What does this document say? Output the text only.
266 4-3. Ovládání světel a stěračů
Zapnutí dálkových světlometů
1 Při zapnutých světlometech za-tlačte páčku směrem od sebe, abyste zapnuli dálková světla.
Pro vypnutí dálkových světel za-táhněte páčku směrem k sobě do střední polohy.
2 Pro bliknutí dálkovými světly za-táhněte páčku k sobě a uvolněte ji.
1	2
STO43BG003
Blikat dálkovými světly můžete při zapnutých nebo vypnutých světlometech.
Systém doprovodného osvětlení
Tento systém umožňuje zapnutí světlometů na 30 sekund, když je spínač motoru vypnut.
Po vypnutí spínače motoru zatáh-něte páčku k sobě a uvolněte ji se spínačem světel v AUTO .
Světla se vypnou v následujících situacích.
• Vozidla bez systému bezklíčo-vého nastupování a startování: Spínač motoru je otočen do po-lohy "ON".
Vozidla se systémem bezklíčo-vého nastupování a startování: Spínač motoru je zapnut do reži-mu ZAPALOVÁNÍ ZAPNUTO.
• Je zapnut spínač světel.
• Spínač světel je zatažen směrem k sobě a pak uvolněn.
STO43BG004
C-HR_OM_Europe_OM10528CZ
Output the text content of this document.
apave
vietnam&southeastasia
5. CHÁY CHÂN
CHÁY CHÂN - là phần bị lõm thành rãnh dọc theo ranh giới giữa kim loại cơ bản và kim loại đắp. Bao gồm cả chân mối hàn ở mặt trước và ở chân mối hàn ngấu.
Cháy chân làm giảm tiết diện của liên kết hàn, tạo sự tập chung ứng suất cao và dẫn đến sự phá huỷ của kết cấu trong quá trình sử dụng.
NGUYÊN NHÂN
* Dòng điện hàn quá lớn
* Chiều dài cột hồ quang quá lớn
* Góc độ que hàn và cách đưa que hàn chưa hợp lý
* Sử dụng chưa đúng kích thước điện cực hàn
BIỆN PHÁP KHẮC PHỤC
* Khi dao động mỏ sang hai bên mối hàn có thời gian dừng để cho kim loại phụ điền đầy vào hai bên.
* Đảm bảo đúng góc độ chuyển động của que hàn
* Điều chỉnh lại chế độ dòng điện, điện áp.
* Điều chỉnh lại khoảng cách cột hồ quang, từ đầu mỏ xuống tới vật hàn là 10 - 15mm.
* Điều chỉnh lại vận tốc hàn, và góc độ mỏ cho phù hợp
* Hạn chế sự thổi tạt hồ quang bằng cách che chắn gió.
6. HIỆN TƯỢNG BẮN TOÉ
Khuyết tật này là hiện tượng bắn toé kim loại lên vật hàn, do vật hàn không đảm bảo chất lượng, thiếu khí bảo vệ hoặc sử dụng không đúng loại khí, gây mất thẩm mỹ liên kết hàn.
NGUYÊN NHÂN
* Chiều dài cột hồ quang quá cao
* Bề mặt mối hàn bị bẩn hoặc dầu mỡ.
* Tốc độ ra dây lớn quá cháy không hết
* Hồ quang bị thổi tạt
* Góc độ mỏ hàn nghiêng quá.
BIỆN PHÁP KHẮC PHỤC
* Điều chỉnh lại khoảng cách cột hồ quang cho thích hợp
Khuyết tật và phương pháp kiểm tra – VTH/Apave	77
═══
TASK DIRECTIONS: Search the lines for the string "Vozidla" and copy every line that has it.

THE RESPONSE:
• Vozidla bez systému bezklíčo-vého nastupování a startování: Spínač motoru je otočen do po-lohy "ON".
Vozidla se systémem bezklíčo-vého nastupování a startování: Spínač motoru je zapnut do reži-mu ZAPALOVÁNÍ ZAPNUTO.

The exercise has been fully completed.